=== WHAT NEEDS TO BE DONE ===
Report all lines holding "values".

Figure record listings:

......

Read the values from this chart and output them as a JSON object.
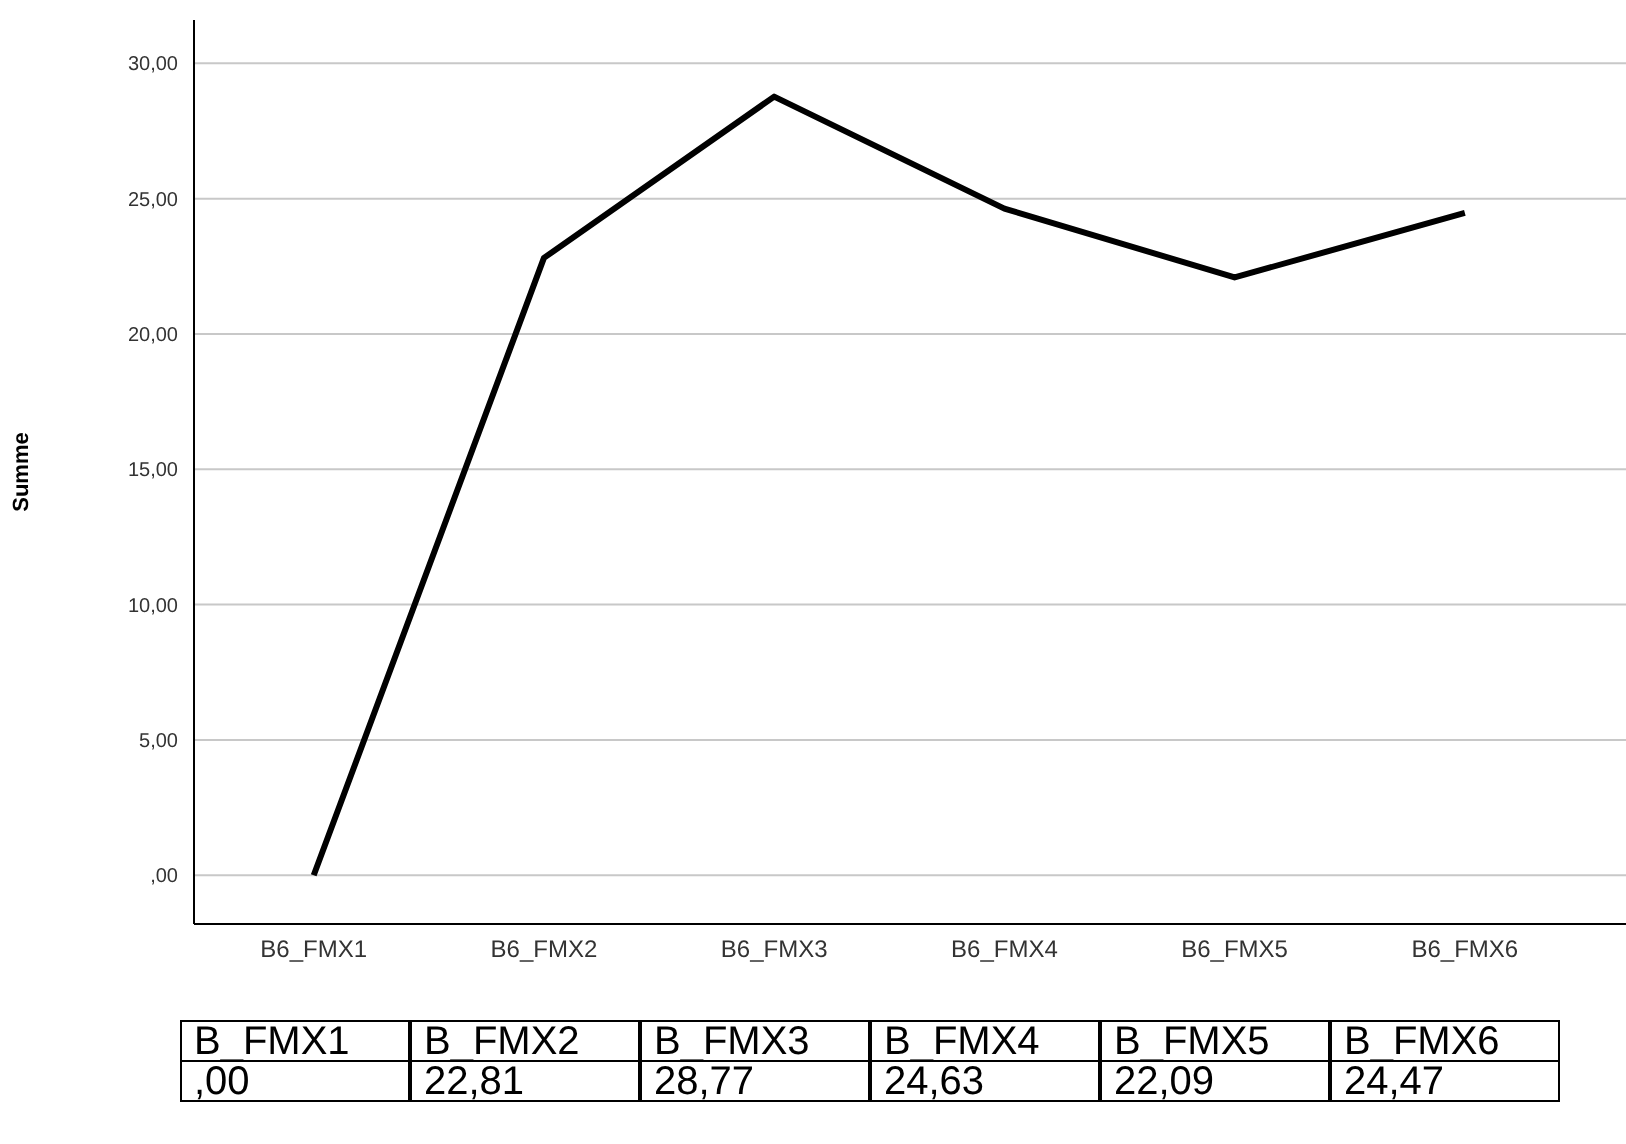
{
  "chart_data": {
    "type": "line",
    "ylabel": "Summe",
    "categories": [
      "B6_FMX1",
      "B6_FMX2",
      "B6_FMX3",
      "B6_FMX4",
      "B6_FMX5",
      "B6_FMX6"
    ],
    "series": [
      {
        "color": "#000000",
        "values": [
          0,
          22.81,
          28.77,
          24.63,
          22.09,
          24.47
        ],
        "value_labels": [
          ",00",
          "22,81",
          "28,77",
          "24,63",
          "22,09",
          "24,47"
        ]
      }
    ],
    "ylim": [
      -1.8,
      31.6
    ],
    "yticks": [
      {
        "value": 0,
        "label": ",00"
      },
      {
        "value": 5,
        "label": "5,00"
      },
      {
        "value": 10,
        "label": "10,00"
      },
      {
        "value": 15,
        "label": "15,00"
      },
      {
        "value": 20,
        "label": "20,00"
      },
      {
        "value": 25,
        "label": "25,00"
      },
      {
        "value": 30,
        "label": "30,00"
      }
    ],
    "grid": "y",
    "marker": "none",
    "line_style": "solid",
    "annotations": [
      "B_FMX1",
      "B_FMX2",
      "B_FMX3",
      "B_FMX4",
      "B_FMX5",
      "B_FMX6"
    ]
  }
}
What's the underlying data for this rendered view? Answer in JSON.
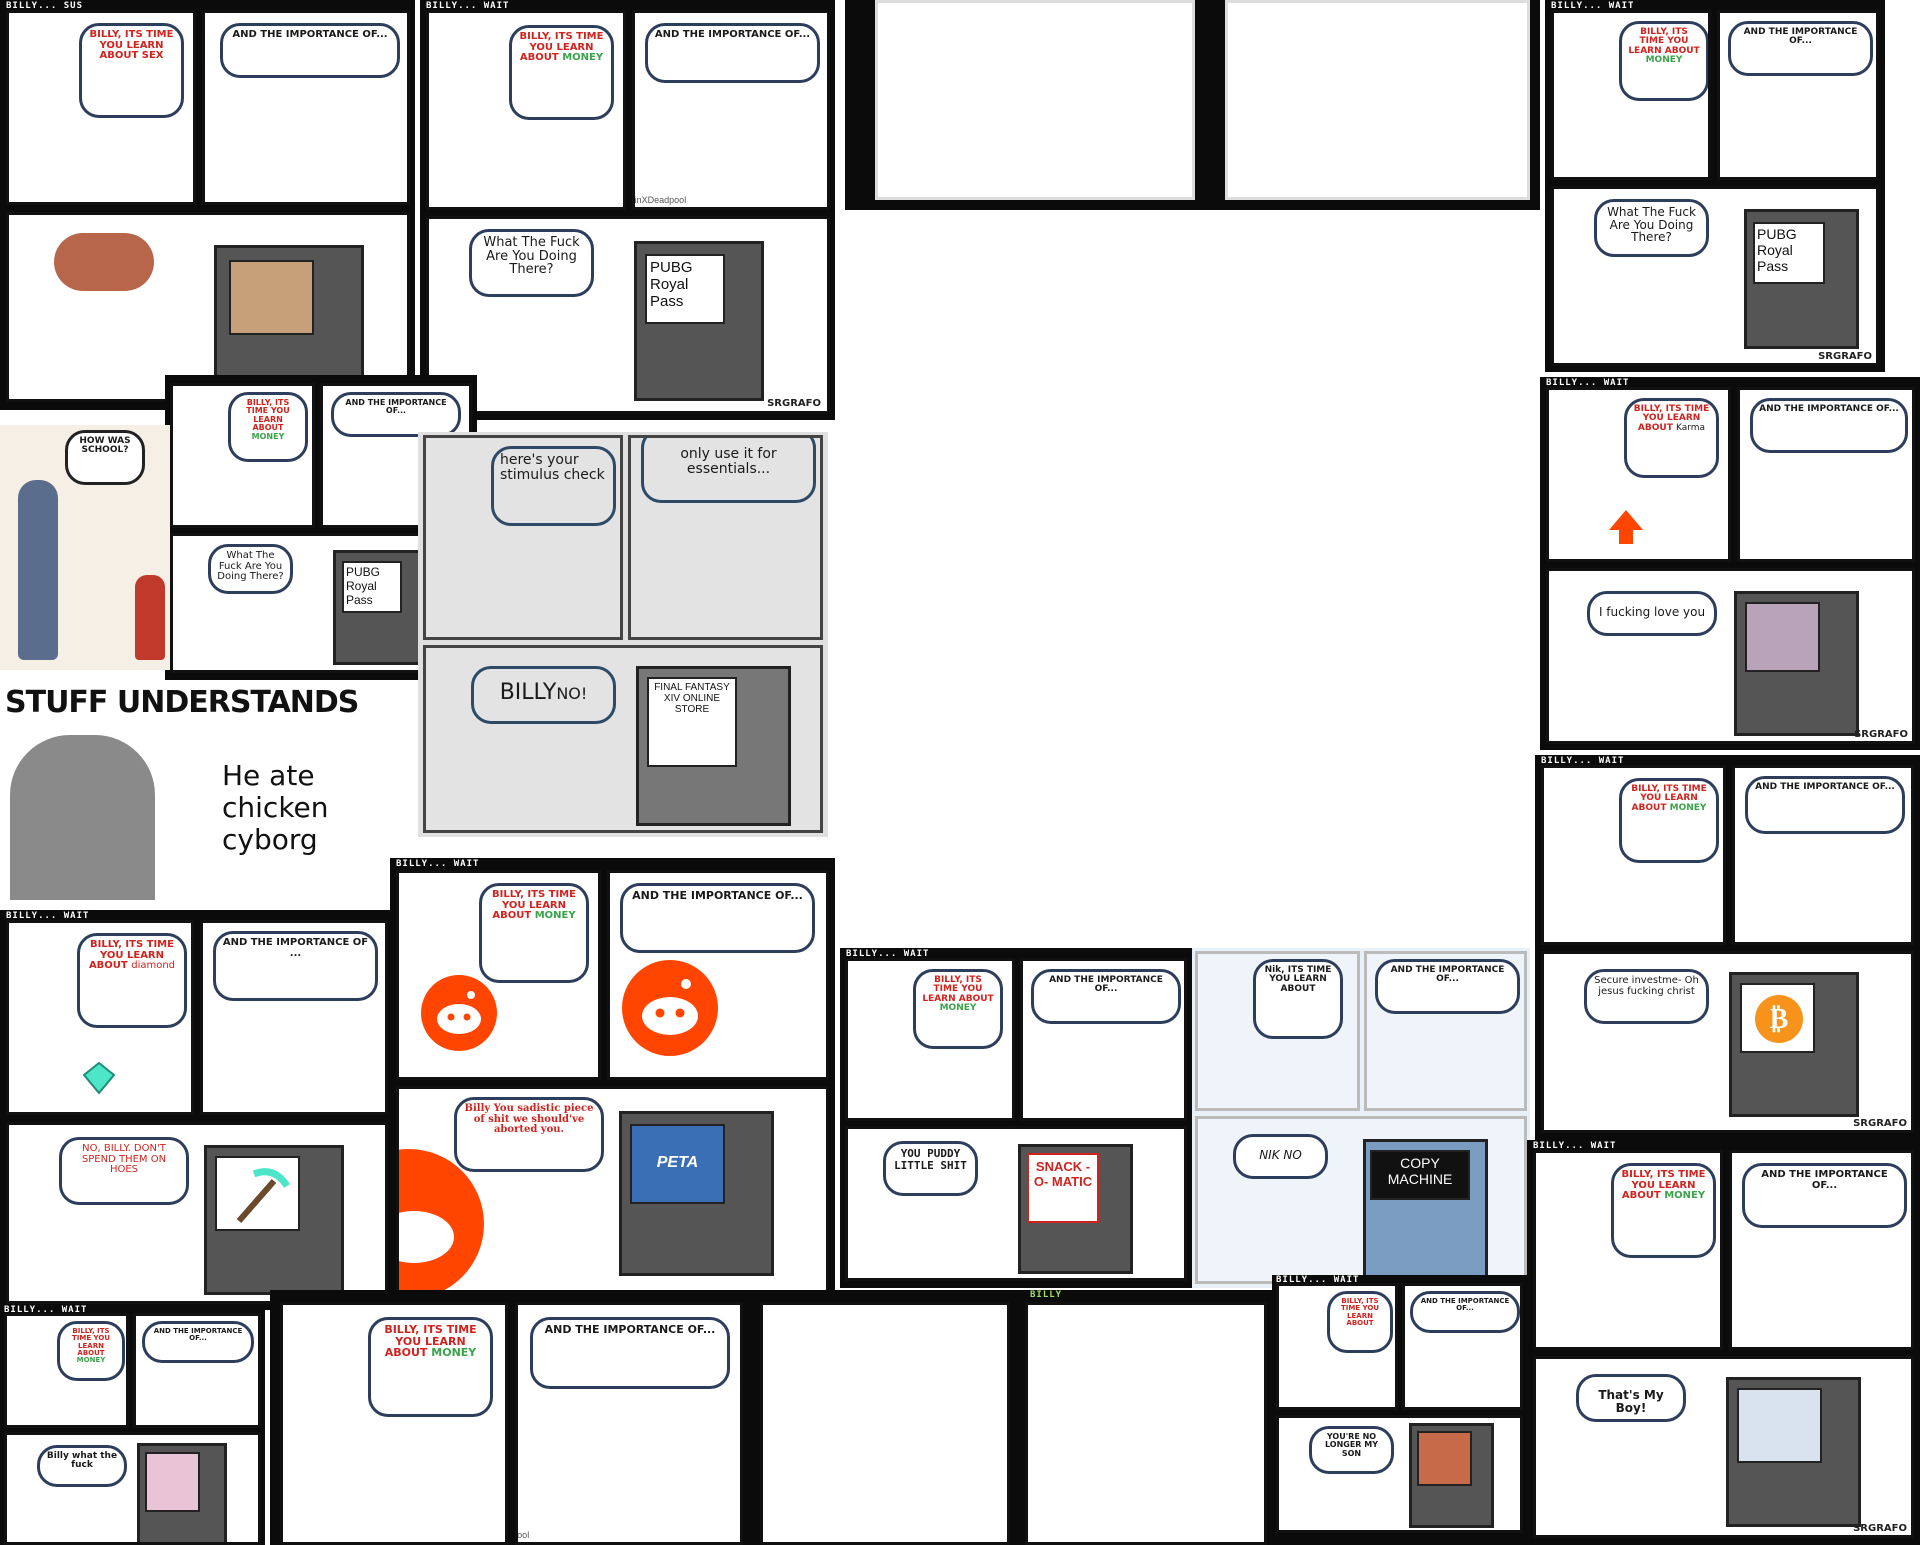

......

=== CORRECT RESPONSE ===
Read the values from this chart and output them as a JSON object.
        "values": [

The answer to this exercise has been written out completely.